**TEXT BLOCK**
▬▬▬
Small Talk Tag: Victorian

An Optical Spectacle

Magic Lantern

For those old enough to remember a teacher using an overhead projector as a visual aid for class lessons, isn’t it hard to imagine that device being used for entertainment? Projection technology in the 18th and 19th centuries, however, brought a sense of wonder and enjoyment to the age-old art of storytelling. Invented in 1658 by Dutch scientist Christiaan Huygens, the magic lantern earned its name due to projections seeming supernatural.

The contraption uses a candle or oil lamp to project a variety of glass slide images through a lens onto the wall. During magic lantern shows, a lively orator or “lanternist” would use a series of slides while telling an amazing tale to audiences in a dimly lit room. Eventually, smaller toy versions like this Magic Lantern were developed for use at home. Ultimately, the projection technology used in magic lanterns and other optical toys was adapted for early “moving pictures” at the movie theater.

A Grand Grocery

Christian Hacker

Where and how we buy our food has changed a lot over the last 150 years. Today’s big box stores, drive-through windows, vending machines, and mail-order meals are a far cry from the simple grocery shops of the nineteenth century. Although they didn’t have to choose between paper or plastic, children, particularly girls, in the Victorian era were expected to learn how to buy groceries in preparation for running a household of their own.

This ornately decorated toy grocery (accessorized here as a bakery shop) was made by the acclaimed Christian Hacker company of Nuremberg, Germany. Details like hand painted paneling, colorful lithographed wallpaper, and mirrored alcoves made this an expensive high-end toy. The blue banners that mark the contents of the store’s drawers are in English, indicating this toy was made for export to England or America. The drawers are demarcated with familiar goods like lentils, raisins, and limes, but also some stranger ones like chocolade and greuts, which seem to be mistranslated!
▬▬▬
(Structured page parsing data)
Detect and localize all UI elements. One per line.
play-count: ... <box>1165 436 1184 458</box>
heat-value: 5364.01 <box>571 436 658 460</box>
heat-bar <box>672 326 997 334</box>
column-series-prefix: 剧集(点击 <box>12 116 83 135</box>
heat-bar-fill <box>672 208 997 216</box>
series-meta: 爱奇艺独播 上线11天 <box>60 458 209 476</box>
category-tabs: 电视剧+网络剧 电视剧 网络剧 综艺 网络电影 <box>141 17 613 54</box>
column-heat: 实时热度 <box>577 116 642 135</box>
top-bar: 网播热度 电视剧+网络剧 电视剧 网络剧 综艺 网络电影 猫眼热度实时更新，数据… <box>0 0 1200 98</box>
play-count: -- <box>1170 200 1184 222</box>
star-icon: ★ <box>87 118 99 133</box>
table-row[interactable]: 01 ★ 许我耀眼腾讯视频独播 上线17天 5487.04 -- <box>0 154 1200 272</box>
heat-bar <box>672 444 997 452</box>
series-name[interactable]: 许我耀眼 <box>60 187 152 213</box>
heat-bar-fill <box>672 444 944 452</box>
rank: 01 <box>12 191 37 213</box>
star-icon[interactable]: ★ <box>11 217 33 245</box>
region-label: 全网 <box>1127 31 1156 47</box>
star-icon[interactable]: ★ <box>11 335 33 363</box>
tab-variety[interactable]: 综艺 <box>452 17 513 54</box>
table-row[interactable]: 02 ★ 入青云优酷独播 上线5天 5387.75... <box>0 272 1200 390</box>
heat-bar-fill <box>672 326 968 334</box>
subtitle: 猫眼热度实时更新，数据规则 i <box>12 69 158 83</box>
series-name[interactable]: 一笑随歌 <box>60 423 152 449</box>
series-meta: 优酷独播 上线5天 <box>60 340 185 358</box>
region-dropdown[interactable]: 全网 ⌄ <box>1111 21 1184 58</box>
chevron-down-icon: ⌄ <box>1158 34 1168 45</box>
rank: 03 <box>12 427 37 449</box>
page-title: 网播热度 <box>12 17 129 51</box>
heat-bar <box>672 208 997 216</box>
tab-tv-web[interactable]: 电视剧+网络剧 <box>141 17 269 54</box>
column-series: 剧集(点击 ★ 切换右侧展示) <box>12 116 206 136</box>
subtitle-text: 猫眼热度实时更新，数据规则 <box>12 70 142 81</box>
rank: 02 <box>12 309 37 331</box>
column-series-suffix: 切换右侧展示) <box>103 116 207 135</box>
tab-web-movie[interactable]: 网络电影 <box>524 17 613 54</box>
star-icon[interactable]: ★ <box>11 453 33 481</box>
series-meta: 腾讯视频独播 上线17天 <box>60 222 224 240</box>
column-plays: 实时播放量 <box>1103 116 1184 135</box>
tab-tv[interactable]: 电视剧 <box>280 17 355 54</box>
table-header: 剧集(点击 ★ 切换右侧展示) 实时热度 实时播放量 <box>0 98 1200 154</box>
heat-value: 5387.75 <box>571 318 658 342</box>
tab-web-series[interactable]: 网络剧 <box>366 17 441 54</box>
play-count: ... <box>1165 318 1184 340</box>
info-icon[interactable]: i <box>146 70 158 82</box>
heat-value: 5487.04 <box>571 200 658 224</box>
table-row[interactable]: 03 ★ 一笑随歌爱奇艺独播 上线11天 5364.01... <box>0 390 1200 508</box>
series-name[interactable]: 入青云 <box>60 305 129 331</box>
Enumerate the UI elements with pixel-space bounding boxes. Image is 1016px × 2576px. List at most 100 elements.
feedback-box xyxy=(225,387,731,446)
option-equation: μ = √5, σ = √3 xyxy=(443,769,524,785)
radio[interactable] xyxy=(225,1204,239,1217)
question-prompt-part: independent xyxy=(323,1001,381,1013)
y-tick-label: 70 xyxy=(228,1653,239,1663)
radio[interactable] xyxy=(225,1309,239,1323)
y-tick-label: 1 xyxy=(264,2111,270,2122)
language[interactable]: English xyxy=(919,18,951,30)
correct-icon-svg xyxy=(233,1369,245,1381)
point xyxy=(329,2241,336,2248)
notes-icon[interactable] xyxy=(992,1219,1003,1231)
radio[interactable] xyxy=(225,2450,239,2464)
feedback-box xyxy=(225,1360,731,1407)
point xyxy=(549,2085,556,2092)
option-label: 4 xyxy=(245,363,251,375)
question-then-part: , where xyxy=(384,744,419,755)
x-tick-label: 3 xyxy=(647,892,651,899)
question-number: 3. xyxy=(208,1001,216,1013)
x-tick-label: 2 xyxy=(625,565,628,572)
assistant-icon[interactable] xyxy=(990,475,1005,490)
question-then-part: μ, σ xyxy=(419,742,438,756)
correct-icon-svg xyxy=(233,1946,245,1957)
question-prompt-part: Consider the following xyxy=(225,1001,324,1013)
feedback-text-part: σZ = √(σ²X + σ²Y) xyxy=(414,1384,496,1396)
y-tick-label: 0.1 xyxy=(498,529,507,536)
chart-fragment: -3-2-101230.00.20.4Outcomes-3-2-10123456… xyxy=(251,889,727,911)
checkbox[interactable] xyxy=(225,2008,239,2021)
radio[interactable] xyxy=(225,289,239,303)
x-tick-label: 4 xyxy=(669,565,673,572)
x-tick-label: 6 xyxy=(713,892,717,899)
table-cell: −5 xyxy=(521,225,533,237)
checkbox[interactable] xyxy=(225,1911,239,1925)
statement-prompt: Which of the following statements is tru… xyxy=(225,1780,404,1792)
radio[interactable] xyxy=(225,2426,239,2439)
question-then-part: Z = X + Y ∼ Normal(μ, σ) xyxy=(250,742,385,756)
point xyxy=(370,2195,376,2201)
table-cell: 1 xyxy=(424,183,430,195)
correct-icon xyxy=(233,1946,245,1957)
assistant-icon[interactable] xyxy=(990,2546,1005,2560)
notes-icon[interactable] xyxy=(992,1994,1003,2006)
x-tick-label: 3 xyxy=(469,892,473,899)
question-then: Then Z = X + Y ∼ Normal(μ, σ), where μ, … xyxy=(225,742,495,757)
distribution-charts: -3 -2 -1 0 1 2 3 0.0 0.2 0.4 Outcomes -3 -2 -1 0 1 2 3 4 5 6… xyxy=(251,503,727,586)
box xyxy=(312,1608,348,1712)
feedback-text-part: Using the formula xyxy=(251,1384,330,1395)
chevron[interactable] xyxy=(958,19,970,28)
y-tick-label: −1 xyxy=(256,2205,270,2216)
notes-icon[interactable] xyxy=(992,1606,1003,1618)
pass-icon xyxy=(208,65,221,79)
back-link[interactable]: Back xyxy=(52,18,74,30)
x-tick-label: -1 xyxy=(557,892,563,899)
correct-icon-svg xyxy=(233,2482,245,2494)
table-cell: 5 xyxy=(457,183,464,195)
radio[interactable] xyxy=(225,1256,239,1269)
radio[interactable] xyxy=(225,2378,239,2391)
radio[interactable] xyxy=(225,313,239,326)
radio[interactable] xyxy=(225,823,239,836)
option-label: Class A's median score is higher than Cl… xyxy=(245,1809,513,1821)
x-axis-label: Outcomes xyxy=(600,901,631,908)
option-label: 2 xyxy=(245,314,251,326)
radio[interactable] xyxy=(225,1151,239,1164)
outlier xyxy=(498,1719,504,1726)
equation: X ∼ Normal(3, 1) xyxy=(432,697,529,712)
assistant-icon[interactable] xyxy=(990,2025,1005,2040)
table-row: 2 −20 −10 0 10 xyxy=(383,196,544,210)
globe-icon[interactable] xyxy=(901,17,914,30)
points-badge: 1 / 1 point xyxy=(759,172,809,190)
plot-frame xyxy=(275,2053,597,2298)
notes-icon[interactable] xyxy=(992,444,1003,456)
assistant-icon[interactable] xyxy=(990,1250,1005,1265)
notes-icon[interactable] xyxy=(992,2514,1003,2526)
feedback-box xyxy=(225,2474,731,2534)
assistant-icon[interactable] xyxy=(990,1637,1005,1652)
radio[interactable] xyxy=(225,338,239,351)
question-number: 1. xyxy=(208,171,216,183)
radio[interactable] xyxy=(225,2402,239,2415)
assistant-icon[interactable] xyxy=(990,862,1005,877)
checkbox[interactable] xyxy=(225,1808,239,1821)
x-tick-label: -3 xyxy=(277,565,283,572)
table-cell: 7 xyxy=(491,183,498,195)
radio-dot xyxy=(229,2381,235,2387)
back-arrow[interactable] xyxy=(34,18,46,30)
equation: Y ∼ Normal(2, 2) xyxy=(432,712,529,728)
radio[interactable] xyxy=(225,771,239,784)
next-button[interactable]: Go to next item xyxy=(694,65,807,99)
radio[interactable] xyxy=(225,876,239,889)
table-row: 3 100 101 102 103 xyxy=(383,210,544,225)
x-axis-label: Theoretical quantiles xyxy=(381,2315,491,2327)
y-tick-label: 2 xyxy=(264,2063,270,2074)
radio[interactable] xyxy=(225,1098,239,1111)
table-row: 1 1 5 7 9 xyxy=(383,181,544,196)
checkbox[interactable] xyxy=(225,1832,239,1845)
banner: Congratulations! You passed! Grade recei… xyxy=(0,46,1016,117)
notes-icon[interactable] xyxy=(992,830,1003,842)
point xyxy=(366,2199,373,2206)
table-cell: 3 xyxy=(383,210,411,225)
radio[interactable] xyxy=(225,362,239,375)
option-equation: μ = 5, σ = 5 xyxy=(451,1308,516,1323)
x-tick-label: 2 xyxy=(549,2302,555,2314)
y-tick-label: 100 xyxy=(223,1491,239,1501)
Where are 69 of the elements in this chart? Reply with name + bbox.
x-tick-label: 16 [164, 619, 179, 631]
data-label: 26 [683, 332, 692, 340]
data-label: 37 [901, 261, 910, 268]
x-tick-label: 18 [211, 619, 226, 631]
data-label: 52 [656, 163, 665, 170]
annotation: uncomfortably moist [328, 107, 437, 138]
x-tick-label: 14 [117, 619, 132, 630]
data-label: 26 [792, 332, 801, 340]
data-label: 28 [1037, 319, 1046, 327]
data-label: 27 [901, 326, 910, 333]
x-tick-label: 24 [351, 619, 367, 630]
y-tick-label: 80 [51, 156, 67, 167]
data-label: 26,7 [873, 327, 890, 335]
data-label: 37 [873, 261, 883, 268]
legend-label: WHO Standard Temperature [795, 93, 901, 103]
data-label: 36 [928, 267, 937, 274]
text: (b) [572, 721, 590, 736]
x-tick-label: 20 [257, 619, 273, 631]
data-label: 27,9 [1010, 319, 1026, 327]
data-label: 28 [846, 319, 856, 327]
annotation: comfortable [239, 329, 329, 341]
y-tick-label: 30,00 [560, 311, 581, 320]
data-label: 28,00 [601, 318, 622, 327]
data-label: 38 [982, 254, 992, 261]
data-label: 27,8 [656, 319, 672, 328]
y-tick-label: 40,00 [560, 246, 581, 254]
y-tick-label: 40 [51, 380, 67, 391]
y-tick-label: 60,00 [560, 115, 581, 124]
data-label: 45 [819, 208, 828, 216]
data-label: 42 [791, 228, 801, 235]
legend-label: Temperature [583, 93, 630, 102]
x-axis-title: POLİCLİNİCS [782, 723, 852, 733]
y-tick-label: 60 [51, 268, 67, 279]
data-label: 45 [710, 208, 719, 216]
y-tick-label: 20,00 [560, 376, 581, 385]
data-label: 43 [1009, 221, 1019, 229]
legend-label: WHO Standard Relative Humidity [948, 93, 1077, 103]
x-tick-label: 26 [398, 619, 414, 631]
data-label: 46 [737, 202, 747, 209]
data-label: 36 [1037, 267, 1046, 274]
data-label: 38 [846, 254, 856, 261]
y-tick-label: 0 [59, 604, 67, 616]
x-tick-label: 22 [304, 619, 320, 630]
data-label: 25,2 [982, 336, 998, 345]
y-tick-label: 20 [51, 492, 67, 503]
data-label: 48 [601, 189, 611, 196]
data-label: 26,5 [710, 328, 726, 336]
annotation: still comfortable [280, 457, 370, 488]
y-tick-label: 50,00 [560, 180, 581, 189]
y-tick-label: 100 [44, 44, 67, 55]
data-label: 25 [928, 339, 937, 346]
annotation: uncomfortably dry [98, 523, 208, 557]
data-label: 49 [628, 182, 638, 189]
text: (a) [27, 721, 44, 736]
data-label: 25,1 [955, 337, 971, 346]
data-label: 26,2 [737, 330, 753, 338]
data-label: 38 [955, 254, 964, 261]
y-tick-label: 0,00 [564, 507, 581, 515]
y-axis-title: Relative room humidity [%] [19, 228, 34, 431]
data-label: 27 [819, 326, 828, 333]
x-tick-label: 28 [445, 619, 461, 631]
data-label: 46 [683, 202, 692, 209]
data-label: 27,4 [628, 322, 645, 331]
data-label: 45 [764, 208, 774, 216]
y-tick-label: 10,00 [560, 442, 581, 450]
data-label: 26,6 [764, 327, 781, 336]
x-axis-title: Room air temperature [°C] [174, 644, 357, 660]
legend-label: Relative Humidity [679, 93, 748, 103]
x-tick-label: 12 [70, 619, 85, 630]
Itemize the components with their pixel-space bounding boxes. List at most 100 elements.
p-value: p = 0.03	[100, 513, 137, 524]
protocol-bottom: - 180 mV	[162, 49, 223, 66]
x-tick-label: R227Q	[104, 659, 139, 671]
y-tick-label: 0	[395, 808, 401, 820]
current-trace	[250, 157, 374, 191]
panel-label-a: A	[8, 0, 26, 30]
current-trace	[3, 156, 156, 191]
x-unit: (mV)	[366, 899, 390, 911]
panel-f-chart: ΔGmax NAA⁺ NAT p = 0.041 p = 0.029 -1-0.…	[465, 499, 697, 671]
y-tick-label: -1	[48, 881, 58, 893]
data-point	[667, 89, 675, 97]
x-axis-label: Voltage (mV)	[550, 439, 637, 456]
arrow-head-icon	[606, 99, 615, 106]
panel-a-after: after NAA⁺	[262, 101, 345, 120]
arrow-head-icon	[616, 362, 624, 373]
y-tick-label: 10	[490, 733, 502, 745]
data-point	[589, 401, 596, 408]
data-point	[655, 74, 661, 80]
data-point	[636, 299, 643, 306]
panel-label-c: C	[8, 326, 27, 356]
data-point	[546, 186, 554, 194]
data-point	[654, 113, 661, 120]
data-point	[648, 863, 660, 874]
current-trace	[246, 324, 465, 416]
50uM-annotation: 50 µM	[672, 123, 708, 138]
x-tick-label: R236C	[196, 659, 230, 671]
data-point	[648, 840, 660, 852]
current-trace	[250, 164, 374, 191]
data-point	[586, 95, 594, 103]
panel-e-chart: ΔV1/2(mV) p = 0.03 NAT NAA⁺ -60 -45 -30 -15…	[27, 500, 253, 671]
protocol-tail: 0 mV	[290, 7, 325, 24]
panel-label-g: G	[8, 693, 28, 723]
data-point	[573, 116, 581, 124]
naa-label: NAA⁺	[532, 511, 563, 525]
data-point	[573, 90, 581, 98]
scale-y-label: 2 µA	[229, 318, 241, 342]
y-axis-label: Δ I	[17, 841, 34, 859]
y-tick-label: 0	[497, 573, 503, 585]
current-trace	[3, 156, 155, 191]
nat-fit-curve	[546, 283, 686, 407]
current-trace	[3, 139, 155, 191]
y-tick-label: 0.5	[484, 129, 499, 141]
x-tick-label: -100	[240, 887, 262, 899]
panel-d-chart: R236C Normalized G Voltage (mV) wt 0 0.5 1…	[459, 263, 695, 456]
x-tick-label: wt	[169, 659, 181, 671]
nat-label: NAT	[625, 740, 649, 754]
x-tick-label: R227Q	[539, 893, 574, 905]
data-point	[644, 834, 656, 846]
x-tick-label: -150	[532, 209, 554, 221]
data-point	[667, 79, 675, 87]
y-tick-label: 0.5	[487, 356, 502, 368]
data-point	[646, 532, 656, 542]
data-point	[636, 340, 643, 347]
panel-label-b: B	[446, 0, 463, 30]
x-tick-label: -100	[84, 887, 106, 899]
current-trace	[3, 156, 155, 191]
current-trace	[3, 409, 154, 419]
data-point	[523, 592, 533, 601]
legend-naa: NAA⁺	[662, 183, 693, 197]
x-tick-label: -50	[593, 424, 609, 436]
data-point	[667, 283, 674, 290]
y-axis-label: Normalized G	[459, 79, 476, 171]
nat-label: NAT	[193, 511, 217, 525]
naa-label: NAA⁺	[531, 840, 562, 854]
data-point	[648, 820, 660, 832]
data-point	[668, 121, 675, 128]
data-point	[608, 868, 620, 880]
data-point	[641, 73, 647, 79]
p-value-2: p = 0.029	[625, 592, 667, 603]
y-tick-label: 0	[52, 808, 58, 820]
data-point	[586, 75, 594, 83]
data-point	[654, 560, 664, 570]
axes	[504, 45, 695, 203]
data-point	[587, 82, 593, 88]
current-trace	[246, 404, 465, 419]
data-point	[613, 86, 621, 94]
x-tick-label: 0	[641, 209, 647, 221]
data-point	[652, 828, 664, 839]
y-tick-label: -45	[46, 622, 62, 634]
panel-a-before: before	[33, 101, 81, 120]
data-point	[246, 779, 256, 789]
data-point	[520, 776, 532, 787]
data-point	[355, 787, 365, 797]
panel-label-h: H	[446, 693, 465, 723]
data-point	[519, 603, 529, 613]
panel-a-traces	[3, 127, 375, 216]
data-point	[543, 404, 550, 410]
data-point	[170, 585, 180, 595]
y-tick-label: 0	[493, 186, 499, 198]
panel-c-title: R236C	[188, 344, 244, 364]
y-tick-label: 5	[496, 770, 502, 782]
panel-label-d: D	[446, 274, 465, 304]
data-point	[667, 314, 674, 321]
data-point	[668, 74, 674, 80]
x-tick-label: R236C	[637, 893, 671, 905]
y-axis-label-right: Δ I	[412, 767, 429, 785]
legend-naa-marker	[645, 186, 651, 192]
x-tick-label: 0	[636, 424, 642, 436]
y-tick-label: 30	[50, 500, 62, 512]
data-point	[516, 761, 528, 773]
▬▬▬
**BRIEF 1**
Answer these questions from the Victorian toys text, one answer per line, marked (a), (b), (c):
(a) In what year was the magic lantern invented, and by whom?
(b) What light source does the magic lantern use to project its images?
(c) In what city and country was the Christian Hacker company located?
**BRIEF 2**
Decide whether each statement agrees with the Victorian toys text. Answer yes or no, and quote the words that decide it.
(a) A Dutch scientist invented the magic lantern in 1658.
(b) The banners on the toy grocery's drawers are written in German.
(c) The toy grocery was an inexpensive toy.
**BRIEF 3**
Copy the Victorian toys text word for word, everything from "For those old" down to "projections seeming supernatural.".

**YOUR RESPONSE 1**
(a) 1658, by Dutch scientist Christiaan Huygens
(b) A candle or oil lamp
(c) Nuremberg, Germany

**YOUR RESPONSE 2**
(a) Yes: "Invented in 1658 by Dutch scientist Christiaan Huygens"
(b) No: "The blue banners that mark the contents of the store’s drawers are in English"
(c) No: "made this an expensive high-end toy"

**YOUR RESPONSE 3**
For those old enough to remember a teacher using an overhead projector as a visual aid for class lessons, isn’t it hard to imagine that device being used for entertainment? Projection technology in the 18th and 19th centuries, however, brought a sense of wonder and enjoyment to the age-old art of storytelling. Invented in 1658 by Dutch scientist Christiaan Huygens, the magic lantern earned its name due to projections seeming supernatural.